▶ **Given request**: Output the entries word for word. Omit images.

▶ **Exercise inputs**:
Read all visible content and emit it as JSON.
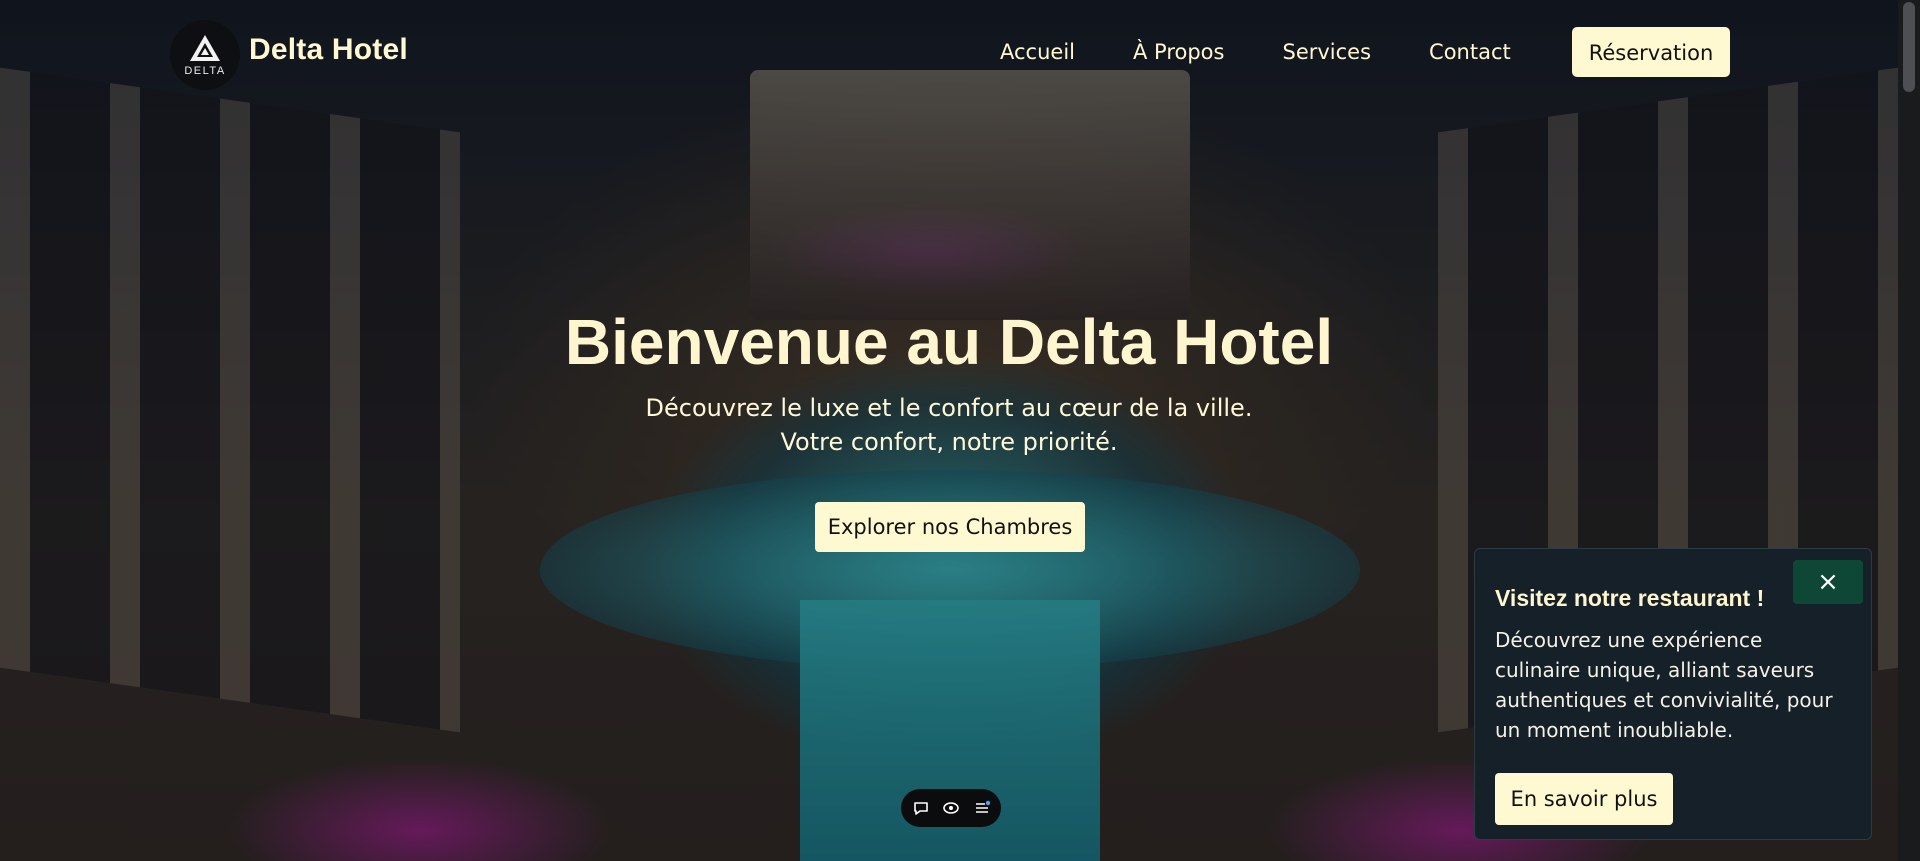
{
  "brand": {
    "logo_word": "DELTA",
    "name": "Delta Hotel"
  },
  "nav": {
    "items": [
      "Accueil",
      "À Propos",
      "Services",
      "Contact"
    ],
    "cta_label": "Réservation"
  },
  "hero": {
    "title": "Bienvenue au Delta Hotel",
    "subtitle_line1": "Découvrez le luxe et le confort au cœur de la ville.",
    "subtitle_line2": "Votre confort, notre priorité.",
    "cta_label": "Explorer nos Chambres"
  },
  "mini_toolbar": {
    "icons": [
      "chat-icon",
      "eye-icon",
      "list-icon"
    ]
  },
  "popup": {
    "close_label": "×",
    "title": "Visitez notre restaurant !",
    "text": "Découvrez une expérience culinaire unique, alliant saveurs authentiques et convivialité, pour un moment inoubliable.",
    "button_label": "En savoir plus"
  },
  "colors": {
    "accent_cream": "#fff9d2",
    "popup_bg": "#152028",
    "close_green": "#0e4736"
  }
}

▶ **Problem solution**:
Read all visible content and emit it as JSON.
{
  "brand": {
    "logo_word": "DELTA",
    "name": "Delta Hotel"
  },
  "nav": {
    "items": [
      "Accueil",
      "À Propos",
      "Services",
      "Contact"
    ],
    "cta_label": "Réservation"
  },
  "hero": {
    "title": "Bienvenue au Delta Hotel",
    "subtitle_line1": "Découvrez le luxe et le confort au cœur de la ville.",
    "subtitle_line2": "Votre confort, notre priorité.",
    "cta_label": "Explorer nos Chambres"
  },
  "mini_toolbar": {
    "icons": [
      "chat-icon",
      "eye-icon",
      "list-icon"
    ]
  },
  "popup": {
    "close_label": "×",
    "title": "Visitez notre restaurant !",
    "text": "Découvrez une expérience culinaire unique, alliant saveurs authentiques et convivialité, pour un moment inoubliable.",
    "button_label": "En savoir plus"
  },
  "colors": {
    "accent_cream": "#fff9d2",
    "popup_bg": "#152028",
    "close_green": "#0e4736"
  }
}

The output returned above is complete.